╭─ MATERIAL TO PROCESS

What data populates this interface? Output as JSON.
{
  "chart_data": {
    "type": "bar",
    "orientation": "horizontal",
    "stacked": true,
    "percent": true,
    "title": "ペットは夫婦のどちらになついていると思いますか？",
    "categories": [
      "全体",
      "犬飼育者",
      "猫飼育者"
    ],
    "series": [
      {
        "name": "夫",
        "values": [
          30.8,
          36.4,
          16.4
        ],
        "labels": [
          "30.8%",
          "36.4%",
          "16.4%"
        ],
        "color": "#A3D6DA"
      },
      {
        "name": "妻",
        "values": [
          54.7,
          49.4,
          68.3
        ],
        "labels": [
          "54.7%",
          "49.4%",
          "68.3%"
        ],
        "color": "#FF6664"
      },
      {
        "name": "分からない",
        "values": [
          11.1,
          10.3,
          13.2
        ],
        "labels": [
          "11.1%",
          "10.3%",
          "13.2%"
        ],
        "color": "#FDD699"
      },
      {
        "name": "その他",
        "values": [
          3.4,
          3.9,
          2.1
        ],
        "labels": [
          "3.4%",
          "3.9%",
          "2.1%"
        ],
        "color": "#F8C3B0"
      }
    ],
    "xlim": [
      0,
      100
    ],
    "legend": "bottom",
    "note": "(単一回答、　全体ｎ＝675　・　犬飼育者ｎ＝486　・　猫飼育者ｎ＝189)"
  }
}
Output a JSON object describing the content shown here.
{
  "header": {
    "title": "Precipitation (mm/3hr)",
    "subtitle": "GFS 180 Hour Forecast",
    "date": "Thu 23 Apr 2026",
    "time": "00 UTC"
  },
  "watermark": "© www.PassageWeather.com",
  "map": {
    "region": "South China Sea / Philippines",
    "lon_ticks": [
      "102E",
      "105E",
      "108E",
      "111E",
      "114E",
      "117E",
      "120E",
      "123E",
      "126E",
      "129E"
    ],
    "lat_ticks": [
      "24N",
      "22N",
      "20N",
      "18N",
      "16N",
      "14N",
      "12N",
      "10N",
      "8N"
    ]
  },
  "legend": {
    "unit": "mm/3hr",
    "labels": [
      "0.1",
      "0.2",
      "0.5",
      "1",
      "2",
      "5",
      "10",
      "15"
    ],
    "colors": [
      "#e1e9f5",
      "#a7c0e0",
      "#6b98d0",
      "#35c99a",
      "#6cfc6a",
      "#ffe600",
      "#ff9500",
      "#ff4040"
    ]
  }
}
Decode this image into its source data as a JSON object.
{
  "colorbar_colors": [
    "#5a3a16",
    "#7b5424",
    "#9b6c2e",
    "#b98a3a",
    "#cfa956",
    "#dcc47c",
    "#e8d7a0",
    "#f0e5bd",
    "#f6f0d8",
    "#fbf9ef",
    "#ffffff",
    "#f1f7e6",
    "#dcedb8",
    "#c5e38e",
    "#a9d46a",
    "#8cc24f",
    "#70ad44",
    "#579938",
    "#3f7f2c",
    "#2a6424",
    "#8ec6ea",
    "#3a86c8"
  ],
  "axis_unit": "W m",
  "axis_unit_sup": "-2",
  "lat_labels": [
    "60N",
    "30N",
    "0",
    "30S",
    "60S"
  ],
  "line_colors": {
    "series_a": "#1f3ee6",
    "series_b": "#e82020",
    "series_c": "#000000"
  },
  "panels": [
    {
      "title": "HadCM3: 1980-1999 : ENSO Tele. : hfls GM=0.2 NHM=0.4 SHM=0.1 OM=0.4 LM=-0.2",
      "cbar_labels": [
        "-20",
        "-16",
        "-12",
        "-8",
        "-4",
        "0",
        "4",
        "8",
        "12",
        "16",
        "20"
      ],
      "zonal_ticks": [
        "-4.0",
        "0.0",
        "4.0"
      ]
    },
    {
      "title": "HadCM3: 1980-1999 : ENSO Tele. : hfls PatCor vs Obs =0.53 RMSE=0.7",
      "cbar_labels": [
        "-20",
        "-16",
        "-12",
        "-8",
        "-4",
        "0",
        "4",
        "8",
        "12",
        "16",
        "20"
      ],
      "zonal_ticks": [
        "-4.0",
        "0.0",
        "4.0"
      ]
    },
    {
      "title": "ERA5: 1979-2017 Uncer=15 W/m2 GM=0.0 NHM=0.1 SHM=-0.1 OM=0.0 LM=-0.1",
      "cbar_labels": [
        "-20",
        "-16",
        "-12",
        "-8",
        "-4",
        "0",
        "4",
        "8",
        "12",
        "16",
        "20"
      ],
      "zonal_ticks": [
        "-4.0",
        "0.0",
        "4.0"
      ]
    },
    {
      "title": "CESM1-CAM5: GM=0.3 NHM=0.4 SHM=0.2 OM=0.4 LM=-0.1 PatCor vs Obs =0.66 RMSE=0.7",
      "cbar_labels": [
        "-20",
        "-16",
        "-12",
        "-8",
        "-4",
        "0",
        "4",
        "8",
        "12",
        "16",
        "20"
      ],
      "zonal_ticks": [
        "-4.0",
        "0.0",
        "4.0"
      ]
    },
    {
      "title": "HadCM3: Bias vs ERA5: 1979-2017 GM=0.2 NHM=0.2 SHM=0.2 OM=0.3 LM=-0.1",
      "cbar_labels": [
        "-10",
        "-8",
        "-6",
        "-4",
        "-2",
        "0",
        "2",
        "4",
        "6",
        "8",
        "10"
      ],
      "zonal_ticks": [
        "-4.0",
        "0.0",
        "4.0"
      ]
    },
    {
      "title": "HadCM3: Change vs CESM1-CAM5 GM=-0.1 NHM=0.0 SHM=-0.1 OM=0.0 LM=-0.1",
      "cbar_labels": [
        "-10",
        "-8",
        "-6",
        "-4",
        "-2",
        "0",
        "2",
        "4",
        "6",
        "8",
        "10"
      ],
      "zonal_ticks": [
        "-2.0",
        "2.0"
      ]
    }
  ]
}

╰─

**GOAL OF THE EXERCISE**
Examine the records and pull out every line where the string "this" occurs.

**COMPLETE RESPONSE**
What data populates this interface? Output as JSON.
Decode this image into its source data as a JSON object.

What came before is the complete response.